- _What you are asked to do_:
Word for word, restate every line of the listing that follows.

# Data rows start

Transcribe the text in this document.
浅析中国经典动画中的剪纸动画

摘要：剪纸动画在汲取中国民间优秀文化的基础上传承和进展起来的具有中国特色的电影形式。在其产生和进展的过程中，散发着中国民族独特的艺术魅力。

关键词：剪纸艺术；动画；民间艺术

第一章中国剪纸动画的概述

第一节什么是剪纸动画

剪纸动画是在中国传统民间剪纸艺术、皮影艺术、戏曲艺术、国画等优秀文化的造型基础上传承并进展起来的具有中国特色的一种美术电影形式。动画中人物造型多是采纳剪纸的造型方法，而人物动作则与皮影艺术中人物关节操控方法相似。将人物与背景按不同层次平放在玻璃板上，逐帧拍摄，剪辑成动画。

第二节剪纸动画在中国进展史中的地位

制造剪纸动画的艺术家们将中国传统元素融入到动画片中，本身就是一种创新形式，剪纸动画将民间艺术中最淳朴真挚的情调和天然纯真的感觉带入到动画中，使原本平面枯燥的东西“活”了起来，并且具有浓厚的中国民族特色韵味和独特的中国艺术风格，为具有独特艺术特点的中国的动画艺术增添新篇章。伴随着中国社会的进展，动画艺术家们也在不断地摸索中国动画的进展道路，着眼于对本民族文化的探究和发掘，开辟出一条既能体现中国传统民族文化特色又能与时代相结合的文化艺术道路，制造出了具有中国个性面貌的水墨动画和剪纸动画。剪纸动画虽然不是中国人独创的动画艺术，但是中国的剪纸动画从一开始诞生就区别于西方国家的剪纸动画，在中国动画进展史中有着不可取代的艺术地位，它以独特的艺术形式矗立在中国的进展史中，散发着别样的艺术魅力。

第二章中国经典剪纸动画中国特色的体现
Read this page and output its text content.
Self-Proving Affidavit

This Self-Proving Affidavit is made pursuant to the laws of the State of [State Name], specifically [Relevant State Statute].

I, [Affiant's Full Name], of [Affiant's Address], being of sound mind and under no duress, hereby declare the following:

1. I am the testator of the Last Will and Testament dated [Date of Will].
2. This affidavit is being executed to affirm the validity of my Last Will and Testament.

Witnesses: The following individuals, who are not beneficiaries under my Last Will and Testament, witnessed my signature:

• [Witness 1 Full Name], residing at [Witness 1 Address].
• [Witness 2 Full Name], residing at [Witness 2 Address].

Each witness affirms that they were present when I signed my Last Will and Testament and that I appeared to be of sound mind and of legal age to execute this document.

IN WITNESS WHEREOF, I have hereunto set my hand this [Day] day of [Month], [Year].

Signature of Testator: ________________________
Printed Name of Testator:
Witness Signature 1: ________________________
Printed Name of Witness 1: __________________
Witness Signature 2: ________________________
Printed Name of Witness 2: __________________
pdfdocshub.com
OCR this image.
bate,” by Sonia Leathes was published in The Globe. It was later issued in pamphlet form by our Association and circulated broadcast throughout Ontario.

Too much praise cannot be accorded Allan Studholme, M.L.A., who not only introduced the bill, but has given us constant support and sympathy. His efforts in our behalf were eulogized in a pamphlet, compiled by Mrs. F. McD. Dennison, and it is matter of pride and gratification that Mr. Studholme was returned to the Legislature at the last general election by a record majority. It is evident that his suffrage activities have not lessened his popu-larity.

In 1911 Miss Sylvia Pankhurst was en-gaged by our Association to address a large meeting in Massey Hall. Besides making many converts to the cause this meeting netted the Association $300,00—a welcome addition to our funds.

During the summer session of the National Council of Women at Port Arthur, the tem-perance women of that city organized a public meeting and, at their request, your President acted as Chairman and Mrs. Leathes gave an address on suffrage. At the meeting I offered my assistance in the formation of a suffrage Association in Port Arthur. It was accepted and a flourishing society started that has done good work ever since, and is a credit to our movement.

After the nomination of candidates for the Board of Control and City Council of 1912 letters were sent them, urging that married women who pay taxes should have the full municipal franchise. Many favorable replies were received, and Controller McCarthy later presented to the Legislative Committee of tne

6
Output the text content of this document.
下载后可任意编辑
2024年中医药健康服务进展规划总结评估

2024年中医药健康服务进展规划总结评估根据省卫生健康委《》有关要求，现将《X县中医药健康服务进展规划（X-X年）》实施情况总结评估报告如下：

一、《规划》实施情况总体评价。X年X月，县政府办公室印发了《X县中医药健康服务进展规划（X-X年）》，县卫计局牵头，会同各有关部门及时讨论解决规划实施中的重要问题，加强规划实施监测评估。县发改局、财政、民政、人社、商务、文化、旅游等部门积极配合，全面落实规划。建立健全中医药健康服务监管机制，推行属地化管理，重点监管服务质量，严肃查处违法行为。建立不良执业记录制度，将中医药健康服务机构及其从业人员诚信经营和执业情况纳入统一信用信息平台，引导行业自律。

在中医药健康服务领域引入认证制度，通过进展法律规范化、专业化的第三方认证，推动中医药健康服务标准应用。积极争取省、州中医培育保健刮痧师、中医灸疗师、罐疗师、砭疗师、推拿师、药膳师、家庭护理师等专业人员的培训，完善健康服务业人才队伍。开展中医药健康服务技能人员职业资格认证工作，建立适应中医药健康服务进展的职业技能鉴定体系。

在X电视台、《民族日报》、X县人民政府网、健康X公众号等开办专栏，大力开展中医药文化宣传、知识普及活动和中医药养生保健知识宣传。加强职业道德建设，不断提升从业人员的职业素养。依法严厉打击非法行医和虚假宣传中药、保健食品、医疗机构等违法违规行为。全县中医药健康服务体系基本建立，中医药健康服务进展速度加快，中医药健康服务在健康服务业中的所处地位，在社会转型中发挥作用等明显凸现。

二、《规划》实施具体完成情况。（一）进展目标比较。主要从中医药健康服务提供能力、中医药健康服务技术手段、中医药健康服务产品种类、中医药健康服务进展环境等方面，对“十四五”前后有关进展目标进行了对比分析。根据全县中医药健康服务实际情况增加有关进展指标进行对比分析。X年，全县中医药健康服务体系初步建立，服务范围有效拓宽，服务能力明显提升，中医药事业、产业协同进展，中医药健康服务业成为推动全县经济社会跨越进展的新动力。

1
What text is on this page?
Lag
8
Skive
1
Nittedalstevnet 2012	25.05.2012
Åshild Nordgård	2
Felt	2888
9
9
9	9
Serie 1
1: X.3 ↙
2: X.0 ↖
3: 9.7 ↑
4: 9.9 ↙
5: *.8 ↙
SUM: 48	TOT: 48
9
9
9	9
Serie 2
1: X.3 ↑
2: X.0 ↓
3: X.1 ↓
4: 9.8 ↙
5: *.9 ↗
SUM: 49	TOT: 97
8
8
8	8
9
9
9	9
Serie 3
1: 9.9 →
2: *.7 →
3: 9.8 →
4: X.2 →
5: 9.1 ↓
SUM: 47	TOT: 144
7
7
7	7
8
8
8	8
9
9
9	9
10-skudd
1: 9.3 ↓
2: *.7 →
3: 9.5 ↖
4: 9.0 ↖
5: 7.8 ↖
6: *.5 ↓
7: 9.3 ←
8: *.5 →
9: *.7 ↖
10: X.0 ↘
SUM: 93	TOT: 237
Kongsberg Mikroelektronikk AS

# Data rows end

- _Solved problem_:
Transcribe the text in this document.
浅析中国经典动画中的剪纸动画

摘要：剪纸动画在汲取中国民间优秀文化的基础上传承和进展起来的具有中国特色的电影形式。在其产生和进展的过程中，散发着中国民族独特的艺术魅力。

关键词：剪纸艺术；动画；民间艺术

第一章中国剪纸动画的概述

第一节什么是剪纸动画

剪纸动画是在中国传统民间剪纸艺术、皮影艺术、戏曲艺术、国画等优秀文化的造型基础上传承并进展起来的具有中国特色的一种美术电影形式。动画中人物造型多是采纳剪纸的造型方法，而人物动作则与皮影艺术中人物关节操控方法相似。将人物与背景按不同层次平放在玻璃板上，逐帧拍摄，剪辑成动画。

第二节剪纸动画在中国进展史中的地位

制造剪纸动画的艺术家们将中国传统元素融入到动画片中，本身就是一种创新形式，剪纸动画将民间艺术中最淳朴真挚的情调和天然纯真的感觉带入到动画中，使原本平面枯燥的东西“活”了起来，并且具有浓厚的中国民族特色韵味和独特的中国艺术风格，为具有独特艺术特点的中国的动画艺术增添新篇章。伴随着中国社会的进展，动画艺术家们也在不断地摸索中国动画的进展道路，着眼于对本民族文化的探究和发掘，开辟出一条既能体现中国传统民族文化特色又能与时代相结合的文化艺术道路，制造出了具有中国个性面貌的水墨动画和剪纸动画。剪纸动画虽然不是中国人独创的动画艺术，但是中国的剪纸动画从一开始诞生就区别于西方国家的剪纸动画，在中国动画进展史中有着不可取代的艺术地位，它以独特的艺术形式矗立在中国的进展史中，散发着别样的艺术魅力。

第二章中国经典剪纸动画中国特色的体现
Read this page and output its text content.
Self-Proving Affidavit

This Self-Proving Affidavit is made pursuant to the laws of the State of [State Name], specifically [Relevant State Statute].

I, [Affiant's Full Name], of [Affiant's Address], being of sound mind and under no duress, hereby declare the following:

1. I am the testator of the Last Will and Testament dated [Date of Will].
2. This affidavit is being executed to affirm the validity of my Last Will and Testament.

Witnesses: The following individuals, who are not beneficiaries under my Last Will and Testament, witnessed my signature:

• [Witness 1 Full Name], residing at [Witness 1 Address].
• [Witness 2 Full Name], residing at [Witness 2 Address].

Each witness affirms that they were present when I signed my Last Will and Testament and that I appeared to be of sound mind and of legal age to execute this document.

IN WITNESS WHEREOF, I have hereunto set my hand this [Day] day of [Month], [Year].

Signature of Testator: ________________________
Printed Name of Testator:
Witness Signature 1: ________________________
Printed Name of Witness 1: __________________
Witness Signature 2: ________________________
Printed Name of Witness 2: __________________
pdfdocshub.com
OCR this image.
bate,” by Sonia Leathes was published in The Globe. It was later issued in pamphlet form by our Association and circulated broadcast throughout Ontario.

Too much praise cannot be accorded Allan Studholme, M.L.A., who not only introduced the bill, but has given us constant support and sympathy. His efforts in our behalf were eulogized in a pamphlet, compiled by Mrs. F. McD. Dennison, and it is matter of pride and gratification that Mr. Studholme was returned to the Legislature at the last general election by a record majority. It is evident that his suffrage activities have not lessened his popu-larity.

In 1911 Miss Sylvia Pankhurst was en-gaged by our Association to address a large meeting in Massey Hall. Besides making many converts to the cause this meeting netted the Association $300,00—a welcome addition to our funds.

During the summer session of the National Council of Women at Port Arthur, the tem-perance women of that city organized a public meeting and, at their request, your President acted as Chairman and Mrs. Leathes gave an address on suffrage. At the meeting I offered my assistance in the formation of a suffrage Association in Port Arthur. It was accepted and a flourishing society started that has done good work ever since, and is a credit to our movement.

After the nomination of candidates for the Board of Control and City Council of 1912 letters were sent them, urging that married women who pay taxes should have the full municipal franchise. Many favorable replies were received, and Controller McCarthy later presented to the Legislative Committee of tne

6
Output the text content of this document.
下载后可任意编辑
2024年中医药健康服务进展规划总结评估

2024年中医药健康服务进展规划总结评估根据省卫生健康委《》有关要求，现将《X县中医药健康服务进展规划（X-X年）》实施情况总结评估报告如下：

一、《规划》实施情况总体评价。X年X月，县政府办公室印发了《X县中医药健康服务进展规划（X-X年）》，县卫计局牵头，会同各有关部门及时讨论解决规划实施中的重要问题，加强规划实施监测评估。县发改局、财政、民政、人社、商务、文化、旅游等部门积极配合，全面落实规划。建立健全中医药健康服务监管机制，推行属地化管理，重点监管服务质量，严肃查处违法行为。建立不良执业记录制度，将中医药健康服务机构及其从业人员诚信经营和执业情况纳入统一信用信息平台，引导行业自律。

在中医药健康服务领域引入认证制度，通过进展法律规范化、专业化的第三方认证，推动中医药健康服务标准应用。积极争取省、州中医培育保健刮痧师、中医灸疗师、罐疗师、砭疗师、推拿师、药膳师、家庭护理师等专业人员的培训，完善健康服务业人才队伍。开展中医药健康服务技能人员职业资格认证工作，建立适应中医药健康服务进展的职业技能鉴定体系。

在X电视台、《民族日报》、X县人民政府网、健康X公众号等开办专栏，大力开展中医药文化宣传、知识普及活动和中医药养生保健知识宣传。加强职业道德建设，不断提升从业人员的职业素养。依法严厉打击非法行医和虚假宣传中药、保健食品、医疗机构等违法违规行为。全县中医药健康服务体系基本建立，中医药健康服务进展速度加快，中医药健康服务在健康服务业中的所处地位，在社会转型中发挥作用等明显凸现。

二、《规划》实施具体完成情况。（一）进展目标比较。主要从中医药健康服务提供能力、中医药健康服务技术手段、中医药健康服务产品种类、中医药健康服务进展环境等方面，对“十四五”前后有关进展目标进行了对比分析。根据全县中医药健康服务实际情况增加有关进展指标进行对比分析。X年，全县中医药健康服务体系初步建立，服务范围有效拓宽，服务能力明显提升，中医药事业、产业协同进展，中医药健康服务业成为推动全县经济社会跨越进展的新动力。

1
What text is on this page?
Lag
8
Skive
1
Nittedalstevnet 2012	25.05.2012
Åshild Nordgård	2
Felt	2888
9
9
9	9
Serie 1
1: X.3 ↙
2: X.0 ↖
3: 9.7 ↑
4: 9.9 ↙
5: *.8 ↙
SUM: 48	TOT: 48
9
9
9	9
Serie 2
1: X.3 ↑
2: X.0 ↓
3: X.1 ↓
4: 9.8 ↙
5: *.9 ↗
SUM: 49	TOT: 97
8
8
8	8
9
9
9	9
Serie 3
1: 9.9 →
2: *.7 →
3: 9.8 →
4: X.2 →
5: 9.1 ↓
SUM: 47	TOT: 144
7
7
7	7
8
8
8	8
9
9
9	9
10-skudd
1: 9.3 ↓
2: *.7 →
3: 9.5 ↖
4: 9.0 ↖
5: 7.8 ↖
6: *.5 ↓
7: 9.3 ←
8: *.5 →
9: *.7 ↖
10: X.0 ↘
SUM: 93	TOT: 237
Kongsberg Mikroelektronikk AS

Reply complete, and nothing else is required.